*GOAL*. Write out every record below exactly as it appears.

[SOURCE DATA start]

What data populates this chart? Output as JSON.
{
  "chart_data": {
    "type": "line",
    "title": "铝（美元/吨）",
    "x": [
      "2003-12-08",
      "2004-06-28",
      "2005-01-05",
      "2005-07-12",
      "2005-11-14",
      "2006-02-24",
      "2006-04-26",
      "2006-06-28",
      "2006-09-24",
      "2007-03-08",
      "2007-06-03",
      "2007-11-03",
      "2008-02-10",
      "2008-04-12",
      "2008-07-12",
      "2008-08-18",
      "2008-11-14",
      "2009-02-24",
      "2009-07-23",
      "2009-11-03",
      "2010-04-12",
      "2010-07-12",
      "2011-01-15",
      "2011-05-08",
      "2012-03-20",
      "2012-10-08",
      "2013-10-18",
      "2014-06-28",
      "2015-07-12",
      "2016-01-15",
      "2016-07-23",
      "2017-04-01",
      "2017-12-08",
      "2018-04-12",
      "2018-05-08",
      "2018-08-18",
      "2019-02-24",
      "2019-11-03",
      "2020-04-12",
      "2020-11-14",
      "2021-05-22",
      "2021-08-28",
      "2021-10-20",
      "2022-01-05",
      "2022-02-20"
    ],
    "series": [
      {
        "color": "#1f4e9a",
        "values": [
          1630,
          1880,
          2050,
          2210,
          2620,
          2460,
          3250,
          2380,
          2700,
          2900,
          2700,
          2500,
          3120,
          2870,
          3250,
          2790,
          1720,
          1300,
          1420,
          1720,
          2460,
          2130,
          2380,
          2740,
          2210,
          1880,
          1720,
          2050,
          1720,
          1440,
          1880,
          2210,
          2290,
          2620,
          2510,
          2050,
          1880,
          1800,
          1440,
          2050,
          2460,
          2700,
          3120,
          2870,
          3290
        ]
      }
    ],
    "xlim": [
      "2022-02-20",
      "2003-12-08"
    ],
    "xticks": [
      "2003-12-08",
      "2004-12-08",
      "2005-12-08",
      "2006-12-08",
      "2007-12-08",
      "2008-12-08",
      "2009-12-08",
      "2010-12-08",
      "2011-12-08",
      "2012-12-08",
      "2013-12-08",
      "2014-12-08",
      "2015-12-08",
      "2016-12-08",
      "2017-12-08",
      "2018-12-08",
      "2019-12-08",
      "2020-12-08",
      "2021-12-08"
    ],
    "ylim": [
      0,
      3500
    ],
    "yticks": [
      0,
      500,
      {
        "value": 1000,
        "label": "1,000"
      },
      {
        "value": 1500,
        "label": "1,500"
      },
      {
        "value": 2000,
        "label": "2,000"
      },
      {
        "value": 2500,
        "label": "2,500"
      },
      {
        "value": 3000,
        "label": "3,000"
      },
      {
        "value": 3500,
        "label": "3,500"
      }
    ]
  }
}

[SOURCE DATA end]

*ANSWER*.
What data populates this chart? Output as JSON.
{
  "chart_data": {
    "type": "line",
    "title": "铝（美元/吨）",
    "x": [
      "2003-12-08",
      "2004-06-28",
      "2005-01-05",
      "2005-07-12",
      "2005-11-14",
      "2006-02-24",
      "2006-04-26",
      "2006-06-28",
      "2006-09-24",
      "2007-03-08",
      "2007-06-03",
      "2007-11-03",
      "2008-02-10",
      "2008-04-12",
      "2008-07-12",
      "2008-08-18",
      "2008-11-14",
      "2009-02-24",
      "2009-07-23",
      "2009-11-03",
      "2010-04-12",
      "2010-07-12",
      "2011-01-15",
      "2011-05-08",
      "2012-03-20",
      "2012-10-08",
      "2013-10-18",
      "2014-06-28",
      "2015-07-12",
      "2016-01-15",
      "2016-07-23",
      "2017-04-01",
      "2017-12-08",
      "2018-04-12",
      "2018-05-08",
      "2018-08-18",
      "2019-02-24",
      "2019-11-03",
      "2020-04-12",
      "2020-11-14",
      "2021-05-22",
      "2021-08-28",
      "2021-10-20",
      "2022-01-05",
      "2022-02-20"
    ],
    "series": [
      {
        "color": "#1f4e9a",
        "values": [
          1630,
          1880,
          2050,
          2210,
          2620,
          2460,
          3250,
          2380,
          2700,
          2900,
          2700,
          2500,
          3120,
          2870,
          3250,
          2790,
          1720,
          1300,
          1420,
          1720,
          2460,
          2130,
          2380,
          2740,
          2210,
          1880,
          1720,
          2050,
          1720,
          1440,
          1880,
          2210,
          2290,
          2620,
          2510,
          2050,
          1880,
          1800,
          1440,
          2050,
          2460,
          2700,
          3120,
          2870,
          3290
        ]
      }
    ],
    "xlim": [
      "2022-02-20",
      "2003-12-08"
    ],
    "xticks": [
      "2003-12-08",
      "2004-12-08",
      "2005-12-08",
      "2006-12-08",
      "2007-12-08",
      "2008-12-08",
      "2009-12-08",
      "2010-12-08",
      "2011-12-08",
      "2012-12-08",
      "2013-12-08",
      "2014-12-08",
      "2015-12-08",
      "2016-12-08",
      "2017-12-08",
      "2018-12-08",
      "2019-12-08",
      "2020-12-08",
      "2021-12-08"
    ],
    "ylim": [
      0,
      3500
    ],
    "yticks": [
      0,
      500,
      {
        "value": 1000,
        "label": "1,000"
      },
      {
        "value": 1500,
        "label": "1,500"
      },
      {
        "value": 2000,
        "label": "2,000"
      },
      {
        "value": 2500,
        "label": "2,500"
      },
      {
        "value": 3000,
        "label": "3,000"
      },
      {
        "value": 3500,
        "label": "3,500"
      }
    ]
  }
}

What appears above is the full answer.